begin PROVIDED RECORDS

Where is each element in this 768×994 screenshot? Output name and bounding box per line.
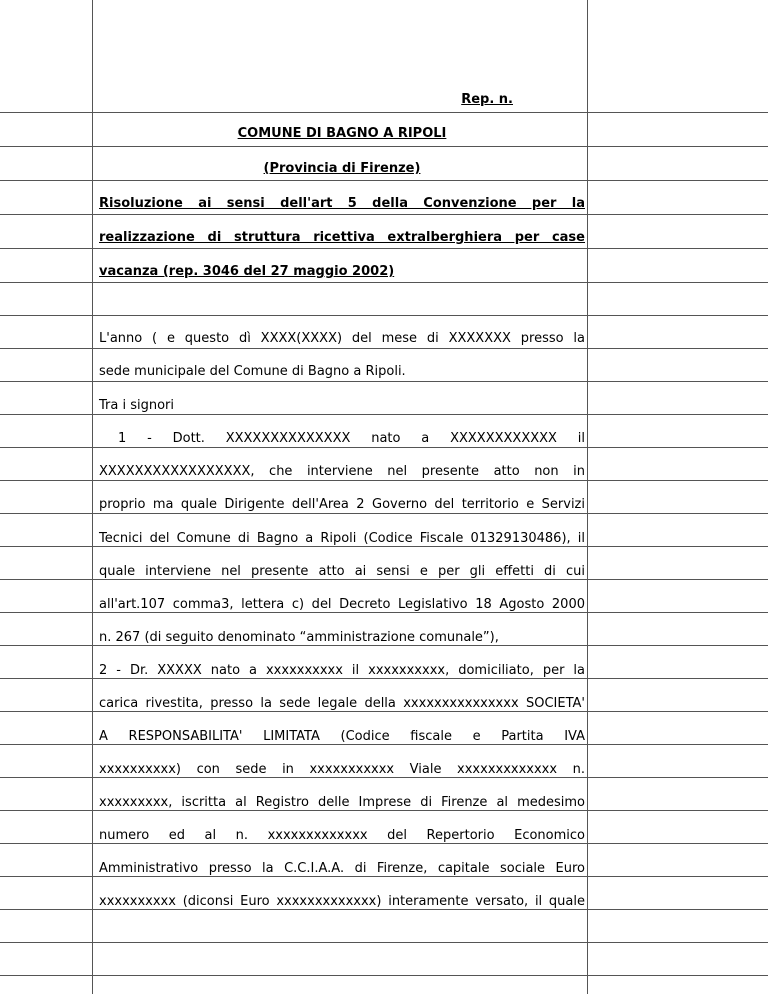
ruled-line bbox=[0, 447, 768, 448]
document-line: Amministrativo presso la C.C.I.A.A. di Firenze, capitale sociale Euro bbox=[99, 861, 585, 876]
document-line: Tra i signori bbox=[99, 398, 175, 413]
ruled-line bbox=[0, 112, 768, 113]
document-line: xxxxxxxxxx) con sede in xxxxxxxxxxx Viale xxxxxxxxxxxxx n. bbox=[99, 762, 585, 777]
ruled-line bbox=[0, 315, 768, 316]
ruled-line bbox=[0, 942, 768, 943]
document-line: 2 - Dr. XXXXX nato a xxxxxxxxxx il xxxxxxxxxx, domiciliato, per la bbox=[99, 663, 585, 678]
ruled-line bbox=[0, 180, 768, 181]
document-line: quale interviene nel presente atto ai sensi e per gli effetti di cui bbox=[99, 564, 585, 579]
document-line: Tecnici del Comune di Bagno a Ripoli (Codice Fiscale 01329130486), il bbox=[99, 531, 585, 546]
document-line: L'anno ( e questo dì XXXX(XXXX) del mese di XXXXXXX presso la bbox=[99, 331, 585, 346]
document-line: (Provincia di Firenze) bbox=[263, 161, 421, 176]
ruled-line bbox=[0, 975, 768, 976]
document-line: proprio ma quale Dirigente dell'Area 2 Governo del territorio e Servizi bbox=[99, 497, 585, 512]
ruled-line bbox=[0, 414, 768, 415]
ruled-line bbox=[0, 146, 768, 147]
document-line: xxxxxxxxxx (diconsi Euro xxxxxxxxxxxxx) interamente versato, il quale bbox=[99, 894, 585, 909]
ruled-line bbox=[0, 348, 768, 349]
document-line: Risoluzione ai sensi dell'art 5 della Convenzione per la bbox=[99, 196, 585, 211]
document-line: Rep. n. bbox=[461, 92, 513, 107]
document-line: all'art.107 comma3, lettera c) del Decreto Legislativo 18 Agosto 2000 bbox=[99, 597, 585, 612]
ruled-line bbox=[0, 214, 768, 215]
ruled-line bbox=[0, 381, 768, 382]
document-line: sede municipale del Comune di Bagno a Ripoli. bbox=[99, 364, 406, 379]
document-line: XXXXXXXXXXXXXXXXX, che interviene nel presente atto non in bbox=[99, 464, 585, 479]
margin-rule-vertical bbox=[92, 0, 93, 994]
ruled-line bbox=[0, 513, 768, 514]
document-line: realizzazione di struttura ricettiva extralberghiera per case bbox=[99, 230, 585, 245]
margin-rule-vertical bbox=[587, 0, 588, 994]
ruled-line bbox=[0, 480, 768, 481]
document-line: A RESPONSABILITA' LIMITATA (Codice fiscale e Partita IVA bbox=[99, 729, 585, 744]
document-line: n. 267 (di seguito denominato “amministrazione comunale”), bbox=[99, 630, 499, 645]
document-line: vacanza (rep. 3046 del 27 maggio 2002) bbox=[99, 264, 395, 279]
ruled-line bbox=[0, 248, 768, 249]
document-line: 1 - Dott. XXXXXXXXXXXXXX nato a XXXXXXXXXXXX il bbox=[118, 431, 585, 446]
ruled-line bbox=[0, 282, 768, 283]
document-line: numero ed al n. xxxxxxxxxxxxx del Repertorio Economico bbox=[99, 828, 585, 843]
document-line: carica rivestita, presso la sede legale della xxxxxxxxxxxxxxx SOCIETA' bbox=[99, 696, 585, 711]
document-line: xxxxxxxxx, iscritta al Registro delle Imprese di Firenze al medesimo bbox=[99, 795, 585, 810]
document-line: COMUNE DI BAGNO A RIPOLI bbox=[237, 126, 447, 141]
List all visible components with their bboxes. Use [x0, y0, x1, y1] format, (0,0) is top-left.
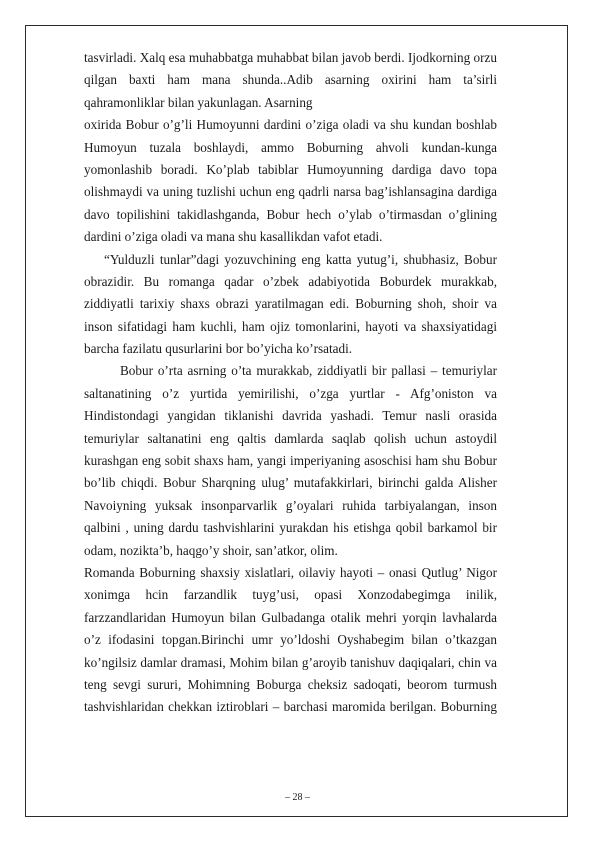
- text-line: saltanatining o’z yurtida yemirilishi, o’zga yurtlar - Afg’oniston va: [84, 385, 497, 401]
- text-line: tasvirladi. Xalq esa muhabbatga muhabbat bilan javob berdi. Ijodkorning orzu: [84, 50, 497, 65]
- text-line: obrazidir. Bu romanga qadar o’zbek adabiyotida Boburdek murakkab,: [84, 273, 497, 289]
- text-line: xonimga hcin farzandlik tuyg’usi, opasi Xonzodabegimga inilik,: [84, 587, 497, 603]
- text-line: tashvishlaridan chekkan iztiroblari – barchasi maromida berilgan. Boburning: [84, 699, 497, 715]
- text-line: qahramonliklar bilan yakunlagan. Asarning: [84, 94, 313, 110]
- text-line: ziddiyatli tarixiy shaxs obrazi yaratilmagan edi. Boburning shoh, shoir va: [84, 296, 497, 312]
- text-line: ko’ngilsiz damlar dramasi, Mohim bilan g’aroyib tanishuv daqiqalari, chin va: [84, 654, 497, 670]
- document-body: [84, 47, 497, 719]
- text-line: oxirida Bobur o’g’li Humoyunni dardini o’ziga oladi va shu kundan boshlab: [84, 117, 497, 133]
- text-line: teng sevgi sururi, Mohimning Boburga cheksiz sadoqati, beorom turmush: [84, 676, 497, 692]
- text-line: temuriylar saltanatini eng qaltis damlarda saqlab qolish uchun astoydil: [84, 430, 497, 446]
- text-line: bo’lib chiqdi. Bobur Sharqning ulug’ mutafakkirlari, birinchi galda Alisher: [84, 475, 497, 491]
- text-line: davo topilishini takidlashganda, Bobur hech o’ylab o’tirmasdan o’glining: [84, 206, 497, 222]
- text-line: dardini o’ziga oladi va mana shu kasallikdan vafot etadi.: [84, 229, 383, 245]
- text-line: Bobur o’rta asrning o’ta murakkab, ziddiyatli bir pallasi – temuriylar: [120, 363, 497, 379]
- text-line: Navoiyning yuksak insonparvarlik g’oyalari ruhida tarbiyalangan, inson: [84, 497, 497, 513]
- text-line: farzzandlaridan Humoyun bilan Gulbadanga otalik mehri yorqin lavhalarda: [84, 609, 497, 625]
- text-line: inson sifatidagi ham kuchli, ham ojiz tomonlarini, hayoti va shaxsiyatidagi: [84, 318, 497, 334]
- text-line: yomonlashib boradi. Ko’plab tabiblar Humoyunning dardiga davo topa: [84, 161, 497, 177]
- text-line: o’z ifodasini topgan.Birinchi umr yo’ldoshi Oyshabegim bilan o’tkazgan: [84, 632, 497, 648]
- text-line: odam, nozikta’b, haqgo’y shoir, san’atkor, olim.: [84, 542, 338, 558]
- text-line: barcha fazilatu qusurlarini bor bo’yicha ko’rsatadi.: [84, 341, 353, 357]
- text-line: Hindistondagi yangidan tiklanishi davrida yashadi. Temur nasli orasida: [84, 408, 497, 424]
- page-number: – 28 –: [285, 792, 310, 803]
- text-line: Humoyun tuzala boshlaydi, ammo Boburning ahvoli kundan-kunga: [84, 139, 497, 155]
- text-line: olishmaydi va uning tuzlishi uchun eng qadrli narsa bag’ishlansagina dardiga: [84, 184, 497, 200]
- text-line: Romanda Boburning shaxsiy xislatlari, oilaviy hayoti – onasi Qutlug’ Nigor: [84, 564, 497, 580]
- text-line: qalbini , uning dardu tashvishlarini yurakdan his etishga qobil barkamol bir: [84, 520, 497, 536]
- text-line: kurashgan eng sobit shaxs ham, yangi imperiyaning asoschisi ham shu Bobur: [84, 453, 497, 469]
- text-line: qilgan baxti ham mana shunda..Adib asarning oxirini ham ta’sirli: [84, 72, 497, 88]
- text-line: “Yulduzli tunlar”dagi yozuvchining eng katta yutug’i, shubhasiz, Bobur: [104, 251, 497, 267]
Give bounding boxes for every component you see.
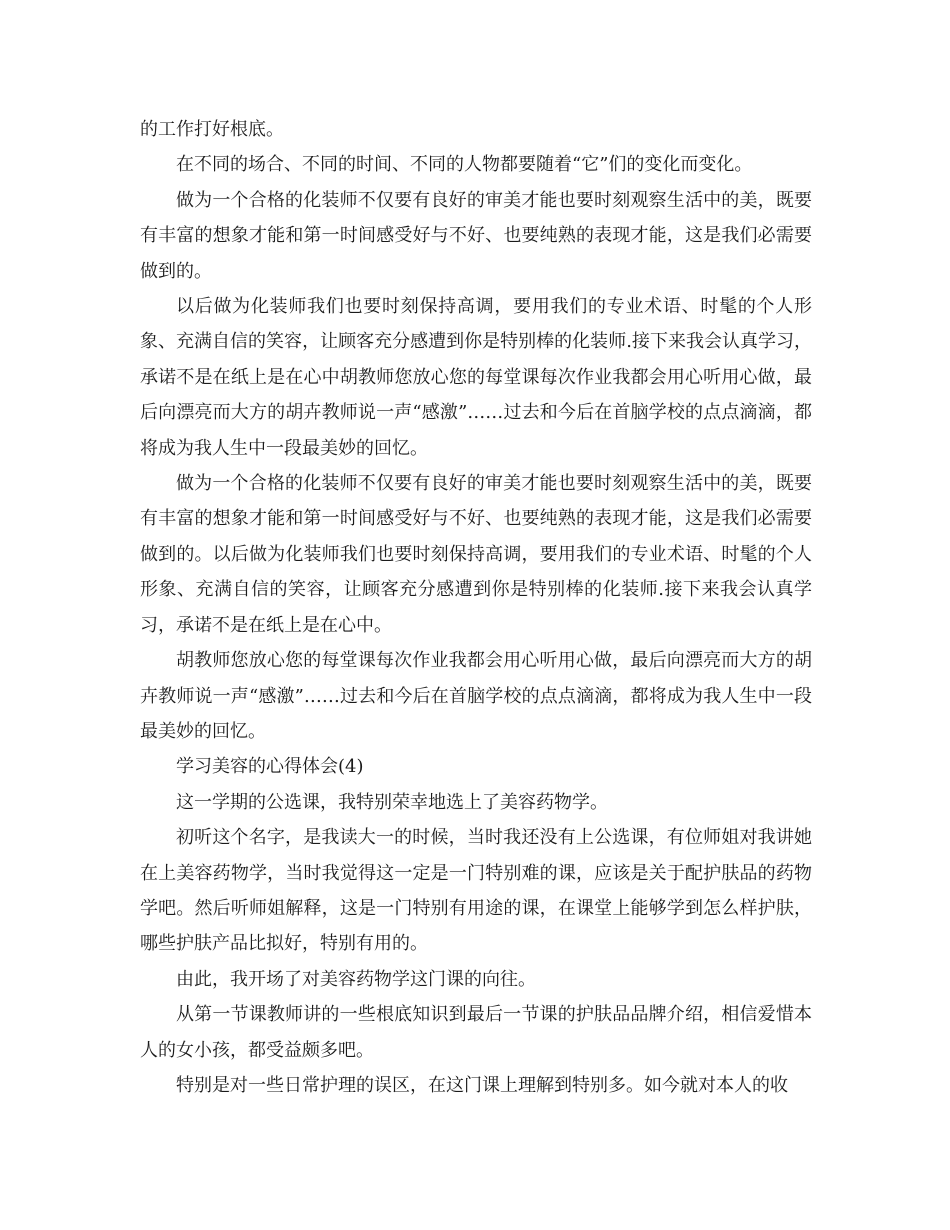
paragraph: 的工作打好根底。 <box>140 119 284 140</box>
paragraph: 初听这个名字，是我读大一的时候，当时我还没有上公选课，有位师姐对我讲她在上美容药物学，当时我觉得这一定是一门特别难的课，应该是关于配护肤品的药物学吧。然后听师姐解释，这是一门特别有用途的课，在课堂上能够学到怎么样护肤，哪些护肤产品比拟好，特别有用的。 <box>140 827 812 955</box>
paragraph: 胡教师您放心您的每堂课每次作业我都会用心听用心做，最后向漂亮而大方的胡卉教师说一声“感激”……过去和今后在首脑学校的点点滴滴，都将成为我人生中一段最美妙的回忆。 <box>140 650 812 742</box>
paragraph: 由此，我开场了对美容药物学这门课的向往。 <box>176 968 536 990</box>
paragraph: 做为一个合格的化装师不仅要有良好的审美才能也要时刻观察生活中的美，既要有丰富的想象才能和第一时间感受好与不好、也要纯熟的表现才能，这是我们必需要做到的。以后做为化装师我们也要时刻保持高调，要用我们的专业术语、时髦的个人形象、充满自信的笑容，让顾客充分感遭到你是特别棒的化装师.接下来我会认真学习，承诺不是在纸上是在心中。 <box>140 473 812 636</box>
paragraph: 在不同的场合、不同的时间、不同的人物都要随着“它”们的变化而变化。 <box>176 154 753 176</box>
paragraph: 做为一个合格的化装师不仅要有良好的审美才能也要时刻观察生活中的美，既要有丰富的想象才能和第一时间感受好与不好、也要纯熟的表现才能，这是我们必需要做到的。 <box>140 189 812 282</box>
paragraph: 这一学期的公选课，我特别荣幸地选上了美容药物学。 <box>176 791 608 813</box>
section-heading: 学习美容的心得体会(4) <box>176 756 364 778</box>
paragraph: 以后做为化装师我们也要时刻保持高调，要用我们的专业术语、时髦的个人形象、充满自信的笑容，让顾客充分感遭到你是特别棒的化装师.接下来我会认真学习，承诺不是在纸上是在心中胡教师您放心您的每堂课每次作业我都会用心听用心做，最后向漂亮而大方的胡卉教师说一声“感激”……过去和今后在首脑学校的点点滴滴，都将成为我人生中一段最美妙的回忆。 <box>140 296 812 459</box>
document-body <box>140 112 812 1103</box>
paragraph: 从第一节课教师讲的一些根底知识到最后一节课的护肤品品牌介绍，相信爱惜本人的女小孩，都受益颇多吧。 <box>140 1004 812 1061</box>
paragraph: 特别是对一些日常护理的误区，在这门课上理解到特别多。如今就对本人的收 <box>176 1074 788 1096</box>
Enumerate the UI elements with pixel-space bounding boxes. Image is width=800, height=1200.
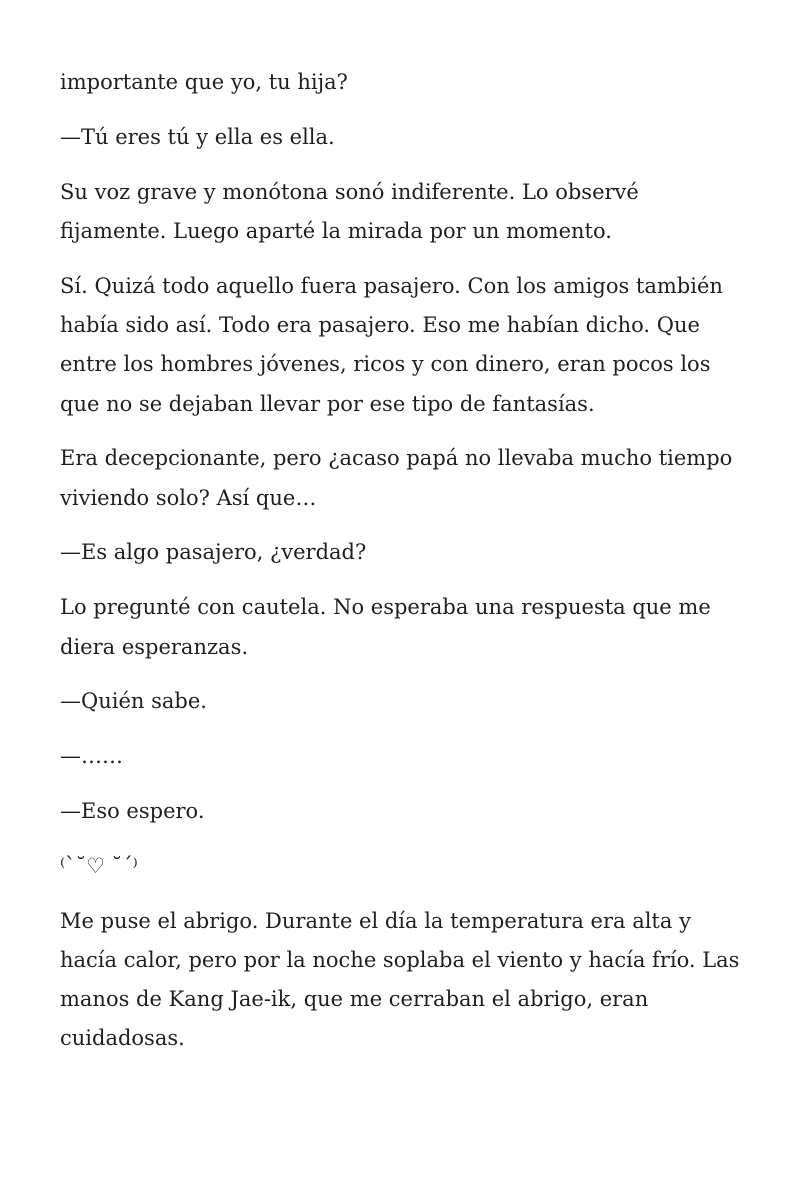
- paragraph-10: —Eso espero.: [60, 798, 205, 823]
- paragraph-6: —Es algo pasajero, ¿verdad?: [60, 540, 367, 565]
- paragraph-12: Me puse el abrigo. Durante el día la temperatura era alta y hacía calor, pero por la noche soplaba el viento y hacía frío. Las manos de Kang Jae-ik, que me cerraban el abrigo, eran cuidadosas.: [60, 908, 740, 1051]
- paragraph-8: —Quién sabe.: [60, 689, 207, 714]
- reading-page: [60, 63, 750, 1074]
- paragraph-3: Su voz grave y monótona sonó indiferente. Lo observé fijamente. Luego aparté la mirada por un momento.: [60, 179, 639, 243]
- scene-break-ornament: ⁽`˘♡ ˘´⁾: [60, 853, 138, 878]
- paragraph-4: Sí. Quizá todo aquello fuera pasajero. Con los amigos también había sido así. Todo era pasajero. Eso me habían dicho. Que entre los hombres jóvenes, ricos y con dinero, eran pocos los que no se dejaban llevar por ese tipo de fantasías.: [60, 273, 723, 416]
- paragraph-7: Lo pregunté con cautela. No esperaba una respuesta que me diera esperanzas.: [60, 595, 711, 659]
- paragraph-9: —……: [60, 744, 123, 769]
- paragraph-5: Era decepcionante, pero ¿acaso papá no llevaba mucho tiempo viviendo solo? Así que…: [60, 446, 733, 510]
- paragraph-1: importante que yo, tu hija?: [60, 70, 348, 94]
- paragraph-2: —Tú eres tú y ella es ella.: [60, 124, 335, 149]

end PROVIDED RECORDS

INSTRUCTIONS FOR THE TASK » Print the lines of the data from the line that contains "- paragraph-10: —Eso" through the line that contains "- paragraph-9: —……: [60, 744, 123, 769]", with both of those lines included and every line reproduced character for character.

THE COMPLETED TASK »
- paragraph-10: —Eso espero.: [60, 798, 205, 823]
- paragraph-6: —Es algo pasajero, ¿verdad?: [60, 540, 367, 565]
- paragraph-12: Me puse el abrigo. Durante el día la temperatura era alta y hacía calor, pero por la noche soplaba el viento y hacía frío. Las manos de Kang Jae-ik, que me cerraban el abrigo, eran cuidadosas.: [60, 908, 740, 1051]
- paragraph-8: —Quién sabe.: [60, 689, 207, 714]
- reading-page: [60, 63, 750, 1074]
- paragraph-3: Su voz grave y monótona sonó indiferente. Lo observé fijamente. Luego aparté la mirada por un momento.: [60, 179, 639, 243]
- scene-break-ornament: ⁽`˘♡ ˘´⁾: [60, 853, 138, 878]
- paragraph-4: Sí. Quizá todo aquello fuera pasajero. Con los amigos también había sido así. Todo era pasajero. Eso me habían dicho. Que entre los hombres jóvenes, ricos y con dinero, eran pocos los que no se dejaban llevar por ese tipo de fantasías.: [60, 273, 723, 416]
- paragraph-7: Lo pregunté con cautela. No esperaba una respuesta que me diera esperanzas.: [60, 595, 711, 659]
- paragraph-9: —……: [60, 744, 123, 769]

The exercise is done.